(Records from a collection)
## START
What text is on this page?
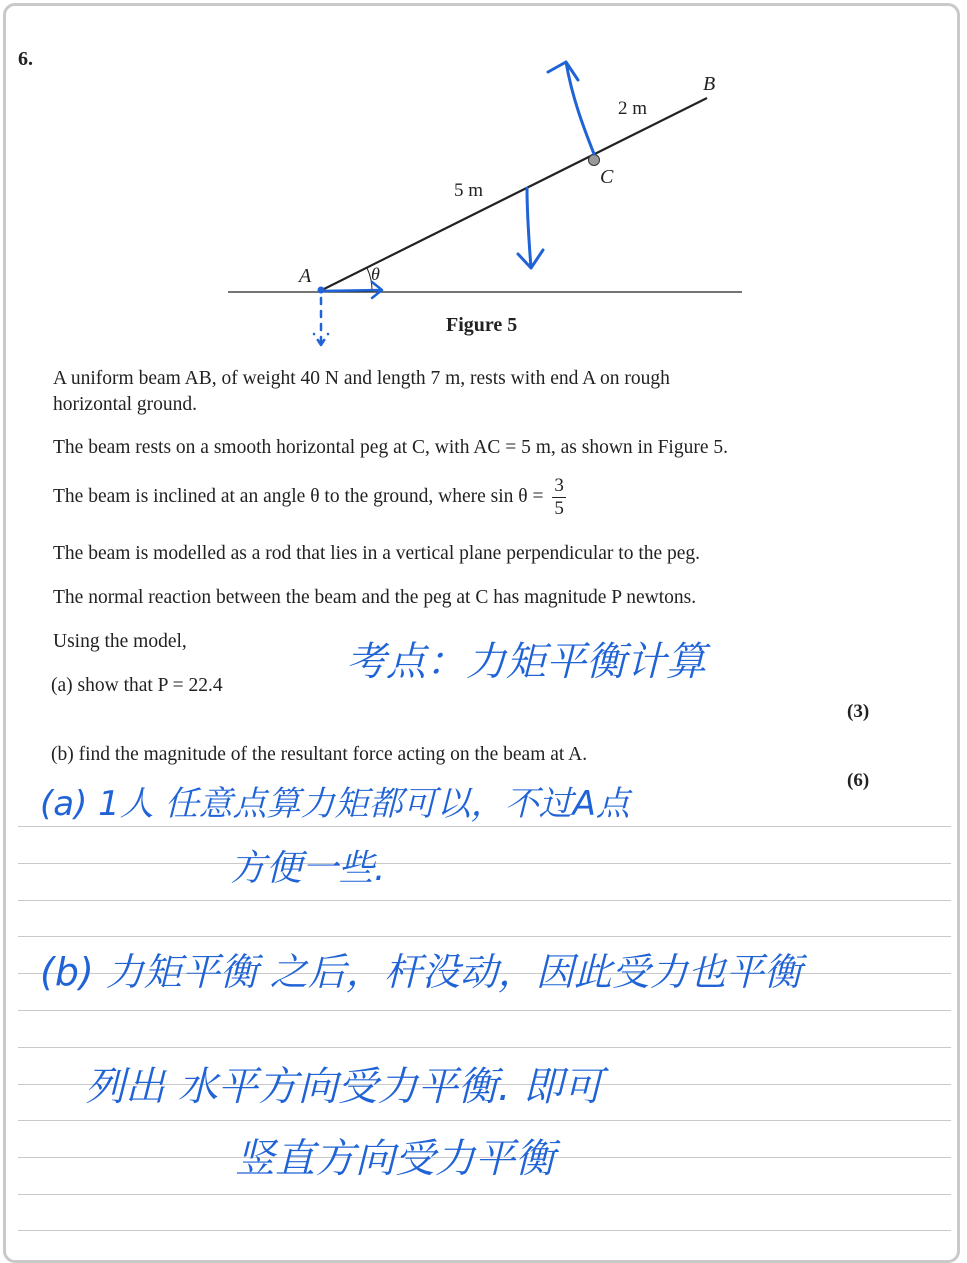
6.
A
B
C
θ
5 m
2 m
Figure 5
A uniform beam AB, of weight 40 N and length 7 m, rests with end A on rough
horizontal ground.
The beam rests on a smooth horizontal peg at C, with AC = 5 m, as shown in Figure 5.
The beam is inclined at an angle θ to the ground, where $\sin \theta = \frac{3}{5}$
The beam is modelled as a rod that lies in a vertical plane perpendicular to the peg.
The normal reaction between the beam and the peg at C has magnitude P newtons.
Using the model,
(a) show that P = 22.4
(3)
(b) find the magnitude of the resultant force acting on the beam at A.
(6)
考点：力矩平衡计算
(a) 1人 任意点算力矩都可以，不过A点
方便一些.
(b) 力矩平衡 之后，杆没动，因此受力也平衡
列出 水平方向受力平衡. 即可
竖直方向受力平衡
## END
## START
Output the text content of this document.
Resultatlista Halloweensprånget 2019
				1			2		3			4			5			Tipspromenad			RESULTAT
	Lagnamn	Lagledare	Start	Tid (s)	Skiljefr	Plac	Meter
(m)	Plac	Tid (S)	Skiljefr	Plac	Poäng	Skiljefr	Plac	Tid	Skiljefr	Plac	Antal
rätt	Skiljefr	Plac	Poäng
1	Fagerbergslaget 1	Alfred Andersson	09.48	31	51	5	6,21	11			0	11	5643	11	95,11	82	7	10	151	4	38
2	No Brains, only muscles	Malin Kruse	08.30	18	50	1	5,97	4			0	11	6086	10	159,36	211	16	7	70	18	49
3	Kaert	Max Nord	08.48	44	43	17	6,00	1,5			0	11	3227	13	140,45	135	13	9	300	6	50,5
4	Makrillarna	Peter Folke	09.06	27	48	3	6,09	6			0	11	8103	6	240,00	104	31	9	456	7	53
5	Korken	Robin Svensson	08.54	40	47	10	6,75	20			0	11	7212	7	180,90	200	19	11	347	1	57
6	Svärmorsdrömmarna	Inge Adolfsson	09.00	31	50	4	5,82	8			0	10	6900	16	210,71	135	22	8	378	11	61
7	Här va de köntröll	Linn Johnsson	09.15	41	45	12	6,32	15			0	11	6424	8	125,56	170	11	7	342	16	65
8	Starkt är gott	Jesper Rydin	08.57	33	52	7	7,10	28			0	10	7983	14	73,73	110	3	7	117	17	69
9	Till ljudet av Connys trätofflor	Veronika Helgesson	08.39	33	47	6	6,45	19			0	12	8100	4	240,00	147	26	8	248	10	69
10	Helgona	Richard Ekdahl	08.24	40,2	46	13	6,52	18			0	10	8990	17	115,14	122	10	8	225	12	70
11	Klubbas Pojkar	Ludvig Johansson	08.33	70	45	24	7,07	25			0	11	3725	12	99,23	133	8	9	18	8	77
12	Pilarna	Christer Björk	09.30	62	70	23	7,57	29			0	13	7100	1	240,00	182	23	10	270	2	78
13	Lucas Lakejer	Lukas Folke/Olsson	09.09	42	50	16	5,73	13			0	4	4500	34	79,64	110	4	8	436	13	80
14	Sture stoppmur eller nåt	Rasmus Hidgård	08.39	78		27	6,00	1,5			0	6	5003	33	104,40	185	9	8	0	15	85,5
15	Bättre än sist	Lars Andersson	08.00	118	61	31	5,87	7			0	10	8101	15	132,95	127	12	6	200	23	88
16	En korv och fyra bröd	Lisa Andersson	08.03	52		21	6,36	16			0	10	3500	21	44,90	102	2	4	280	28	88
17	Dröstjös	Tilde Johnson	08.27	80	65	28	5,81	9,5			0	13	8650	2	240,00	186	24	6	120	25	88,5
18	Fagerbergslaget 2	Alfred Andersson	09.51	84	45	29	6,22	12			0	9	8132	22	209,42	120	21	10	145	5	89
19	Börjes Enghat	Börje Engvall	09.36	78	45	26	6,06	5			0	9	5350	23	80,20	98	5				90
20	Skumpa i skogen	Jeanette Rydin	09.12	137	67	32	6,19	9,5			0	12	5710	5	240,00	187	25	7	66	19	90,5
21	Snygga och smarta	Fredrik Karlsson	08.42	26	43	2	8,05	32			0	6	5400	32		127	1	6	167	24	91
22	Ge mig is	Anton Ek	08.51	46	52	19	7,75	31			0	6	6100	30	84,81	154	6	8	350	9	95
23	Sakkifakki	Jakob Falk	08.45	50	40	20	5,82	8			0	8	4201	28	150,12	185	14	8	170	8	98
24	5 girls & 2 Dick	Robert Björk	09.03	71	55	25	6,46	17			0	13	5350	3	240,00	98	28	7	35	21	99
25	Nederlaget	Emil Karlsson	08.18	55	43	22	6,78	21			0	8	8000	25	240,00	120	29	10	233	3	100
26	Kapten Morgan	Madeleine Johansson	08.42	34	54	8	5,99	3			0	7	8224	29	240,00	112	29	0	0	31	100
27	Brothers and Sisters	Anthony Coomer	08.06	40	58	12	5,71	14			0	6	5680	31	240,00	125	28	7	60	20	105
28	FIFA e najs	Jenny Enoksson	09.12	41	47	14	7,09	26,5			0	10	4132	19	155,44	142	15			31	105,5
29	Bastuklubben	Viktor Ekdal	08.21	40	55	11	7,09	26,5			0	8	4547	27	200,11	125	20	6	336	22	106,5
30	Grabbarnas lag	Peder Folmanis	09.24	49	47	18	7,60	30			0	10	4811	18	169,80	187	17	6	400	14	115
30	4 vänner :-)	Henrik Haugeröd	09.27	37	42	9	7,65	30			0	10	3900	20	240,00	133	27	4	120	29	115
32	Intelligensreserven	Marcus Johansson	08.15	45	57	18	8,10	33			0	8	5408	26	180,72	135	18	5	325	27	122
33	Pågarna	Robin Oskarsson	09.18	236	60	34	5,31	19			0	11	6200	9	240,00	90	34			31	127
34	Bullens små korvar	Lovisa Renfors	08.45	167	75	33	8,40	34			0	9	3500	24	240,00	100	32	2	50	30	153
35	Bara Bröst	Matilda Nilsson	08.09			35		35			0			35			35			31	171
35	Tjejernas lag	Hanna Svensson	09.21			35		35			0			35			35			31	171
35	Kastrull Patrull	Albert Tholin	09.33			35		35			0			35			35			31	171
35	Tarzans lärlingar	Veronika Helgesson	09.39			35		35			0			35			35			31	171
## END
### Set task
Find the number of lines in which the word "ground" occurs, and write nothing but that number.

### Response
2